Dataset records

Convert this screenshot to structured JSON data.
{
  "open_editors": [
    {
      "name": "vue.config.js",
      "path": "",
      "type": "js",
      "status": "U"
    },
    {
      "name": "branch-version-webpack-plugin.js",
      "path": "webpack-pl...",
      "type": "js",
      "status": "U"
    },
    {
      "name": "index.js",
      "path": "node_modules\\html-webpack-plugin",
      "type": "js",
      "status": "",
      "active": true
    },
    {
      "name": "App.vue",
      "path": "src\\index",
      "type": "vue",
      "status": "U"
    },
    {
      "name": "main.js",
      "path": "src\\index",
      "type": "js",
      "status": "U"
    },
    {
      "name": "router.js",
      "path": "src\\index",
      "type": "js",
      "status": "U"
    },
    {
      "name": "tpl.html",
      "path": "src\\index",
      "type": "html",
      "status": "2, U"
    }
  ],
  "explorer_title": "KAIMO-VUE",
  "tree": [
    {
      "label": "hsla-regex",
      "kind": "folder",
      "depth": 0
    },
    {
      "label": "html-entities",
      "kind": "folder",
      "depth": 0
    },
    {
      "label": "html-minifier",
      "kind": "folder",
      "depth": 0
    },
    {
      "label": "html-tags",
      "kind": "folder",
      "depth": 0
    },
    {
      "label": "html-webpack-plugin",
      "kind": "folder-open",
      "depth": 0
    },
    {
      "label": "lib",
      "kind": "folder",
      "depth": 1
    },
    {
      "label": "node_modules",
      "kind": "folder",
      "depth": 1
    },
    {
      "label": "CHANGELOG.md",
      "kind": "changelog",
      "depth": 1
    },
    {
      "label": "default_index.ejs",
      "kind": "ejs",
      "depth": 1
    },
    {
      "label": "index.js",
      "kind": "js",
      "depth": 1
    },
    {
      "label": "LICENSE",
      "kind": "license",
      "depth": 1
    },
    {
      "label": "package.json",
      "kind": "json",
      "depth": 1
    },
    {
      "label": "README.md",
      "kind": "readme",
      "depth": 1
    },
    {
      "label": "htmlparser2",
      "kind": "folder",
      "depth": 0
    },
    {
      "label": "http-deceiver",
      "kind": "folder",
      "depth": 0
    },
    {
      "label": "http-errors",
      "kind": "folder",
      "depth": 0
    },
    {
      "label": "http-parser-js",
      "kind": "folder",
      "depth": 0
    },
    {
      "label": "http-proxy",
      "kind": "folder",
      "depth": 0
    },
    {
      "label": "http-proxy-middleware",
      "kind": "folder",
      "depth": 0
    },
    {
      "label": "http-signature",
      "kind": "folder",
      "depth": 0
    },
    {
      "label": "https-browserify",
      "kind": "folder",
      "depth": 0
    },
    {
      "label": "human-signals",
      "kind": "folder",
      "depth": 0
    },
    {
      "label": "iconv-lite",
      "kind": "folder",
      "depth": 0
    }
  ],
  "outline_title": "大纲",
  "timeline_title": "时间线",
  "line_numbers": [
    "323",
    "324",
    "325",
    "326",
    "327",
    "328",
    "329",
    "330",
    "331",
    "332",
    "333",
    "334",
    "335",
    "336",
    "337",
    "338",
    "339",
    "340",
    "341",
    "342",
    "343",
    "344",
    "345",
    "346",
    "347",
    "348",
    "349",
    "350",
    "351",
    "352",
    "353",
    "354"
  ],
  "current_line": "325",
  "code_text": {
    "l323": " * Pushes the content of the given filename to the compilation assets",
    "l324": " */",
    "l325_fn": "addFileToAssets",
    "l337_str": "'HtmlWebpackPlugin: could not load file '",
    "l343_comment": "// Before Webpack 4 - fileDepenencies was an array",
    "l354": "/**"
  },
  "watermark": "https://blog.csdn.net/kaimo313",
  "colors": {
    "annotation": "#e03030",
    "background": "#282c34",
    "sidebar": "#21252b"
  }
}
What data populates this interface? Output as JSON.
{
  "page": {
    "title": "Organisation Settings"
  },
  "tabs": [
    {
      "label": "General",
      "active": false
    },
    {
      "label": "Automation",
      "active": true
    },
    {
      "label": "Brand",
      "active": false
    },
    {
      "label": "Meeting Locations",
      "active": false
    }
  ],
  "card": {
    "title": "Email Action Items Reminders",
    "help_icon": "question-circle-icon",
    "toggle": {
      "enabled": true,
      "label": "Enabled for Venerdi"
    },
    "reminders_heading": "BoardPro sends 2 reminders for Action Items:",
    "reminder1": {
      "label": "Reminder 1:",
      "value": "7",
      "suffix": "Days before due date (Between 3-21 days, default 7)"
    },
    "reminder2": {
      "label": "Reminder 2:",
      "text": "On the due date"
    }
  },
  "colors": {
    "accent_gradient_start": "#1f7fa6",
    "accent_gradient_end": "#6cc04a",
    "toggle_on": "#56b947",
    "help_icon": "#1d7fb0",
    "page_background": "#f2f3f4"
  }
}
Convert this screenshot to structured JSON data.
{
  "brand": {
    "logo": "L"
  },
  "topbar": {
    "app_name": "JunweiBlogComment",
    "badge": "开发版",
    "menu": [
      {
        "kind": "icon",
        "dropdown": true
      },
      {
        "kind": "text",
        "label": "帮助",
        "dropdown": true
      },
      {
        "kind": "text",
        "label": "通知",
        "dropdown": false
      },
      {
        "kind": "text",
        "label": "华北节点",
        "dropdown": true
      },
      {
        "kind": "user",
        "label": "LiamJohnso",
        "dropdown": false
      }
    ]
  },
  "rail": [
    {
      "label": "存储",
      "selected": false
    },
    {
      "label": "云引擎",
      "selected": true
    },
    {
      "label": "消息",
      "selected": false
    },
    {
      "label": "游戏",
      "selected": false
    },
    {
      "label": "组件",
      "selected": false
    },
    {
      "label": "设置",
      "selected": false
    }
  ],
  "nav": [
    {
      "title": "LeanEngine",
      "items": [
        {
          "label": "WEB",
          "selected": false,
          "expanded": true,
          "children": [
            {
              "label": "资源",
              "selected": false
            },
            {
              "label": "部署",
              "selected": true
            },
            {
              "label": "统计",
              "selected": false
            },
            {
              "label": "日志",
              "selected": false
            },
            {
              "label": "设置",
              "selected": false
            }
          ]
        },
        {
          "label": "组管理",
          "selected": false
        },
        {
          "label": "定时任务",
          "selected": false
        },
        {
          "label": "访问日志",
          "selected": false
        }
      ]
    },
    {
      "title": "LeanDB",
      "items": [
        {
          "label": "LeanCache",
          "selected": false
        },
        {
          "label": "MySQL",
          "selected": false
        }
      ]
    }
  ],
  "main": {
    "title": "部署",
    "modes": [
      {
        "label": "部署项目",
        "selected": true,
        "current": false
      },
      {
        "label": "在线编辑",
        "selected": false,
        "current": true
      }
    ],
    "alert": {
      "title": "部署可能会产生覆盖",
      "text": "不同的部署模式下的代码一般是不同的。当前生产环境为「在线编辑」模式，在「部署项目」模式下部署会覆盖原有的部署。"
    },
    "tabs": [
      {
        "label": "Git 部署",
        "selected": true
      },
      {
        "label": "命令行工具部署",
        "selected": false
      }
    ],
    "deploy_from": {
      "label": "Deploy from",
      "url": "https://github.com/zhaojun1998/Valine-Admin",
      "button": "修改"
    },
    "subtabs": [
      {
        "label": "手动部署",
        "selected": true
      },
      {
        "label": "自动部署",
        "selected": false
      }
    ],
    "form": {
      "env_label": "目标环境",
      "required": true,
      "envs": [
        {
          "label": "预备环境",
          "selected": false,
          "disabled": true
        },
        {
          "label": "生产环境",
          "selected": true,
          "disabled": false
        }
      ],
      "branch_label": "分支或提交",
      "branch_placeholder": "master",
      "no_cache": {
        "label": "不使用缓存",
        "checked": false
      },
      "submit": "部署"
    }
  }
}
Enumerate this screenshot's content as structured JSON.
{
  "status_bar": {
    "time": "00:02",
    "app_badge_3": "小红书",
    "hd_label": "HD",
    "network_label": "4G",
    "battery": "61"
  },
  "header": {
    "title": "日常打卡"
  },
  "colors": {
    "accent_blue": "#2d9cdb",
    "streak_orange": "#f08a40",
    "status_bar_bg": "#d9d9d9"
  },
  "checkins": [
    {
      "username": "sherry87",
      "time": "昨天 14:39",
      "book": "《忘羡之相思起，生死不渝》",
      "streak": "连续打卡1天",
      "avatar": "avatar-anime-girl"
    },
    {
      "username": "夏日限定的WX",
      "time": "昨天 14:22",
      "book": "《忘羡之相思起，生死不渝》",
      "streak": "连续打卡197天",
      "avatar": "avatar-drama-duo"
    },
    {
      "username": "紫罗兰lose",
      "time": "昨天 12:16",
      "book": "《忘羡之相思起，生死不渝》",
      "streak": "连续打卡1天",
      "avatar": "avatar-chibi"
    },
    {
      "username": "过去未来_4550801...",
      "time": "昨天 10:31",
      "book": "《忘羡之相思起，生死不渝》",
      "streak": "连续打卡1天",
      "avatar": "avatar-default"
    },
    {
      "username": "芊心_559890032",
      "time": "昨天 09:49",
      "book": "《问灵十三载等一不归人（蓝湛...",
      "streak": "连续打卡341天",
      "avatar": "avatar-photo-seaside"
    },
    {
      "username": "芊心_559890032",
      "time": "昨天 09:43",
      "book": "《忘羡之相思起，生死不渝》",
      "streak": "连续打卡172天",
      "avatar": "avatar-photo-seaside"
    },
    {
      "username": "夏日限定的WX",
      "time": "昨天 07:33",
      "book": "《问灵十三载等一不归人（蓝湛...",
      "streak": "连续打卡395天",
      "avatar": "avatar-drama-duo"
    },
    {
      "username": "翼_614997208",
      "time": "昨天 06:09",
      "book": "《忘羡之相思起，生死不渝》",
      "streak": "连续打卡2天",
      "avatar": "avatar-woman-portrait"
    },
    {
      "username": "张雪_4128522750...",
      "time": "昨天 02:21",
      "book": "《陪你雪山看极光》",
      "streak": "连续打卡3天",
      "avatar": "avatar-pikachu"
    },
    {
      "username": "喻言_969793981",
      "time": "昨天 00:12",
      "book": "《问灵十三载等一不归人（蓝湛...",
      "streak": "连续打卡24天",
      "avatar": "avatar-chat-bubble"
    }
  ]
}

Instruction: Reproduce the records above exactly, starting with the line that contains "Enumerate this screenshot's" and ending with the last line.

The result:
Enumerate this screenshot's content as structured JSON.
{
  "status_bar": {
    "time": "00:02",
    "app_badge_3": "小红书",
    "hd_label": "HD",
    "network_label": "4G",
    "battery": "61"
  },
  "header": {
    "title": "日常打卡"
  },
  "colors": {
    "accent_blue": "#2d9cdb",
    "streak_orange": "#f08a40",
    "status_bar_bg": "#d9d9d9"
  },
  "checkins": [
    {
      "username": "sherry87",
      "time": "昨天 14:39",
      "book": "《忘羡之相思起，生死不渝》",
      "streak": "连续打卡1天",
      "avatar": "avatar-anime-girl"
    },
    {
      "username": "夏日限定的WX",
      "time": "昨天 14:22",
      "book": "《忘羡之相思起，生死不渝》",
      "streak": "连续打卡197天",
      "avatar": "avatar-drama-duo"
    },
    {
      "username": "紫罗兰lose",
      "time": "昨天 12:16",
      "book": "《忘羡之相思起，生死不渝》",
      "streak": "连续打卡1天",
      "avatar": "avatar-chibi"
    },
    {
      "username": "过去未来_4550801...",
      "time": "昨天 10:31",
      "book": "《忘羡之相思起，生死不渝》",
      "streak": "连续打卡1天",
      "avatar": "avatar-default"
    },
    {
      "username": "芊心_559890032",
      "time": "昨天 09:49",
      "book": "《问灵十三载等一不归人（蓝湛...",
      "streak": "连续打卡341天",
      "avatar": "avatar-photo-seaside"
    },
    {
      "username": "芊心_559890032",
      "time": "昨天 09:43",
      "book": "《忘羡之相思起，生死不渝》",
      "streak": "连续打卡172天",
      "avatar": "avatar-photo-seaside"
    },
    {
      "username": "夏日限定的WX",
      "time": "昨天 07:33",
      "book": "《问灵十三载等一不归人（蓝湛...",
      "streak": "连续打卡395天",
      "avatar": "avatar-drama-duo"
    },
    {
      "username": "翼_614997208",
      "time": "昨天 06:09",
      "book": "《忘羡之相思起，生死不渝》",
      "streak": "连续打卡2天",
      "avatar": "avatar-woman-portrait"
    },
    {
      "username": "张雪_4128522750...",
      "time": "昨天 02:21",
      "book": "《陪你雪山看极光》",
      "streak": "连续打卡3天",
      "avatar": "avatar-pikachu"
    },
    {
      "username": "喻言_969793981",
      "time": "昨天 00:12",
      "book": "《问灵十三载等一不归人（蓝湛...",
      "streak": "连续打卡24天",
      "avatar": "avatar-chat-bubble"
    }
  ]
}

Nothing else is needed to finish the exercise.